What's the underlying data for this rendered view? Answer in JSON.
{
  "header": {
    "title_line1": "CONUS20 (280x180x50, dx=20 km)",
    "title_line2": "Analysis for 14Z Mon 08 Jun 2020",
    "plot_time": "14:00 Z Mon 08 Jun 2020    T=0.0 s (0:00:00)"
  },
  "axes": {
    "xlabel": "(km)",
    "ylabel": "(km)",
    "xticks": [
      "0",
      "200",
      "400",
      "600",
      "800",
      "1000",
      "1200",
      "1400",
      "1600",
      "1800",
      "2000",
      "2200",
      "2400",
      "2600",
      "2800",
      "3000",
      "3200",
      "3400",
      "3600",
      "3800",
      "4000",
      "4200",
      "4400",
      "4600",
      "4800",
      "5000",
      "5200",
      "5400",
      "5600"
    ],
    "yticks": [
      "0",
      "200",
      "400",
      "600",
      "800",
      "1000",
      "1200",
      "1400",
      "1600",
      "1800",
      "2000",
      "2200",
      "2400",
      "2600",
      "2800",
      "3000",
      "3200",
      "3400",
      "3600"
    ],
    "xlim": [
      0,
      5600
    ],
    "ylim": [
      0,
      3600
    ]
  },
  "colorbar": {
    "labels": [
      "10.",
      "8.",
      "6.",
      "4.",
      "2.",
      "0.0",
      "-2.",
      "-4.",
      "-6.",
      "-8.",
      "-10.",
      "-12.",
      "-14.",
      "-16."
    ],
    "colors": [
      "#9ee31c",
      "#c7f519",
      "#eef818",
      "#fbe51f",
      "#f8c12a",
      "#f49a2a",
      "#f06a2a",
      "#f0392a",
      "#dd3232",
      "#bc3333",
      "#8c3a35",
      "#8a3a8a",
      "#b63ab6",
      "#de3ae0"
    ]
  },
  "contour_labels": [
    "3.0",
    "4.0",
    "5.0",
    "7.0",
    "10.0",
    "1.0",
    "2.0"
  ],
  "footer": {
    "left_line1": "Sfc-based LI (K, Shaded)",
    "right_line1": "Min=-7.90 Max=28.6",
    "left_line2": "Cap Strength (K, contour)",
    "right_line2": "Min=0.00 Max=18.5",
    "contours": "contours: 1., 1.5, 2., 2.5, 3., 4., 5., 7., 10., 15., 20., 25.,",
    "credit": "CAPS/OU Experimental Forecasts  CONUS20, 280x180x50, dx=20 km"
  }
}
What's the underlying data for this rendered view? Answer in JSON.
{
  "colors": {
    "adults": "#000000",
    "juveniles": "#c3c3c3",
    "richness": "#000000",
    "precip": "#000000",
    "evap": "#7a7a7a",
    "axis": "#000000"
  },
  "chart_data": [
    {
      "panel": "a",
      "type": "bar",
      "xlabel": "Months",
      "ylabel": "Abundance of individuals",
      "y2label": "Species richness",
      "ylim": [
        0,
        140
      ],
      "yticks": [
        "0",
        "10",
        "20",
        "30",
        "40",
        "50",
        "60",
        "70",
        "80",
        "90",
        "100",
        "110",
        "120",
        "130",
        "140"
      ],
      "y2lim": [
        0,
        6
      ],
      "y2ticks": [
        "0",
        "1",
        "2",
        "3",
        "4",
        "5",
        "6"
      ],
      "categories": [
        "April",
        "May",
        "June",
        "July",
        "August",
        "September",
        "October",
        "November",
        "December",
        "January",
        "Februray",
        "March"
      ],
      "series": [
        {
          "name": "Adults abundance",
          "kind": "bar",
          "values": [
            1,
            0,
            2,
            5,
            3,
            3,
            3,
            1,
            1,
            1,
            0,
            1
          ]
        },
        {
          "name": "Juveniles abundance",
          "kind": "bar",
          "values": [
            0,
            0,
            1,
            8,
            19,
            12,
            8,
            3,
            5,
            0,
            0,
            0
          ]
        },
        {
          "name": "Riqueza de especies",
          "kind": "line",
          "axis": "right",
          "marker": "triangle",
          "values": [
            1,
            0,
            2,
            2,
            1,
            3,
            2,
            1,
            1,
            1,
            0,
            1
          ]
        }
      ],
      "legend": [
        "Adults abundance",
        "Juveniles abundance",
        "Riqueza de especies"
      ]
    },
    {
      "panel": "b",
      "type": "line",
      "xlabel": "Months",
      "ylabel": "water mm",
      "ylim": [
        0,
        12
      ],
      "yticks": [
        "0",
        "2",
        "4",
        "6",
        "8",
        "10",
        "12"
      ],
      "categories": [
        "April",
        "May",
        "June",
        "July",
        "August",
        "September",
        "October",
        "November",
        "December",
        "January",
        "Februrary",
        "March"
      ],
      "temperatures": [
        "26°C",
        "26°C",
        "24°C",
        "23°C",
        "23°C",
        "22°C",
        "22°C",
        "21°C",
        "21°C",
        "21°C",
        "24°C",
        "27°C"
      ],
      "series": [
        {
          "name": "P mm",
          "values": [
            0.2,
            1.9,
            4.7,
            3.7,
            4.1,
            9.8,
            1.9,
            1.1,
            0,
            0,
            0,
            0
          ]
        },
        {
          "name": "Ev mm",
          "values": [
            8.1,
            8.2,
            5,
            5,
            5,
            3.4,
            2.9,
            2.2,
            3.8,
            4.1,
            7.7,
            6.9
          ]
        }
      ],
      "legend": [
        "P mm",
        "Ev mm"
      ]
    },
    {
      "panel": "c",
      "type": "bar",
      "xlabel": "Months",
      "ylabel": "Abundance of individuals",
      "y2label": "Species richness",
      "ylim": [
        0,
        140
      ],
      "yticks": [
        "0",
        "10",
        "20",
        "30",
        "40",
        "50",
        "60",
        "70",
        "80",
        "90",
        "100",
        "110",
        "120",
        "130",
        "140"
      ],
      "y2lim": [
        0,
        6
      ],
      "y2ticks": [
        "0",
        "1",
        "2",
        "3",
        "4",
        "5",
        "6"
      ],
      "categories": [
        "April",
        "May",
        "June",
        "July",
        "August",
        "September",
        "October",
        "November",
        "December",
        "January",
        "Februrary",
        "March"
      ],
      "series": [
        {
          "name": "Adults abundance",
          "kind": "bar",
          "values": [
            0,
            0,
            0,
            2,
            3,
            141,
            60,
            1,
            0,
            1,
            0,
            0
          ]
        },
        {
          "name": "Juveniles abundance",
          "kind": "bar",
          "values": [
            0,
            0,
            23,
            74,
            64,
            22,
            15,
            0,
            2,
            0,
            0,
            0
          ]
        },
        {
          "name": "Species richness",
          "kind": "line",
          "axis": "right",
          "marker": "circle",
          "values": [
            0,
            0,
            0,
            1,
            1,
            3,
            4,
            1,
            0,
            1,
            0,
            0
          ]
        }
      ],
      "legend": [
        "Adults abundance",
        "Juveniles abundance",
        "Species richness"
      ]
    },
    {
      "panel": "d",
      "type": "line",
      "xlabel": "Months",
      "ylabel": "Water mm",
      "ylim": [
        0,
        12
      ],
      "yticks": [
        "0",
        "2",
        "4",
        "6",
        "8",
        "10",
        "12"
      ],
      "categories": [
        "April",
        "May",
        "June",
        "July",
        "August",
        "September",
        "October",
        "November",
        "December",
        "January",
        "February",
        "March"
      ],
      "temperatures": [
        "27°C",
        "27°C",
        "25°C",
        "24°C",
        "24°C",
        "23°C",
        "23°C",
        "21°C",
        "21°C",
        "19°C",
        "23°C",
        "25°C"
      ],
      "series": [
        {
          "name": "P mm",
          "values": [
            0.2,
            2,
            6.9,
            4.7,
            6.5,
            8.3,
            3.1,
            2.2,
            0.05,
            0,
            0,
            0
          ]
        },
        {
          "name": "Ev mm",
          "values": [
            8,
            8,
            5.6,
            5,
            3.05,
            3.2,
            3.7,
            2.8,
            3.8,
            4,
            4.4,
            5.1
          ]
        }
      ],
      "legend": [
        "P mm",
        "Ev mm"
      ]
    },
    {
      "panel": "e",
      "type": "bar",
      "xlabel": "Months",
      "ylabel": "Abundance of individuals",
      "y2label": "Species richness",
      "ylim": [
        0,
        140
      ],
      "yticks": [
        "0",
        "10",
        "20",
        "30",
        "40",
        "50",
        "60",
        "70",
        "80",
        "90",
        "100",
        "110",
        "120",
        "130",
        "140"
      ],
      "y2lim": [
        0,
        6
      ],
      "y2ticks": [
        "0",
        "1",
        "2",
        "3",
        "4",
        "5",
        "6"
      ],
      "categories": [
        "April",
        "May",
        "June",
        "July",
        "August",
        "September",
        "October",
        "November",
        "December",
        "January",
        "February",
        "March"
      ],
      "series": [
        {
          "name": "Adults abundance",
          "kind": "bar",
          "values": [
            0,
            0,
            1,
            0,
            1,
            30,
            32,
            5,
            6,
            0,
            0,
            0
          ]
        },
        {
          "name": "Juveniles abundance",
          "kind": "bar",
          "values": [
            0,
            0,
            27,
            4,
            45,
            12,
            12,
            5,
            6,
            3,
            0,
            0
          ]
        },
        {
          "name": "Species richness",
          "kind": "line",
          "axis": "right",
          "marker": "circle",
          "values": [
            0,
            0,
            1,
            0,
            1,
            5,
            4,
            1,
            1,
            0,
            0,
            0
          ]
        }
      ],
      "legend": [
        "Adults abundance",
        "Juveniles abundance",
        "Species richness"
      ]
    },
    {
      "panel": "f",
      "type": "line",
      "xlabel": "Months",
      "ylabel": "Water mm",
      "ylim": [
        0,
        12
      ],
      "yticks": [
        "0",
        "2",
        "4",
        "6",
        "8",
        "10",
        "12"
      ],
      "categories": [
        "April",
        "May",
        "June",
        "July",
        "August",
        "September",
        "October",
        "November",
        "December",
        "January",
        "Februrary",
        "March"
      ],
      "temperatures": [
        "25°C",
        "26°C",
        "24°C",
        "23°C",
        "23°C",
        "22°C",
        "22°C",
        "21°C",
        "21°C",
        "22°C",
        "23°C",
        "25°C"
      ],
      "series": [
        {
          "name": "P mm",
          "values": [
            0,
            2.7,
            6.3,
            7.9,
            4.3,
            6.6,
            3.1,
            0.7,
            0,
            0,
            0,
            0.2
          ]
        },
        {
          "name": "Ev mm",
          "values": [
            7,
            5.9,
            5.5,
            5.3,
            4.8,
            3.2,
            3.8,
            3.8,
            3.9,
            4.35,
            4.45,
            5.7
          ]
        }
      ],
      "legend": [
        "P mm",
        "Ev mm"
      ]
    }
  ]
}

==========

Exercise description: State only how many lines in the material include "especies".

Output of the task: 2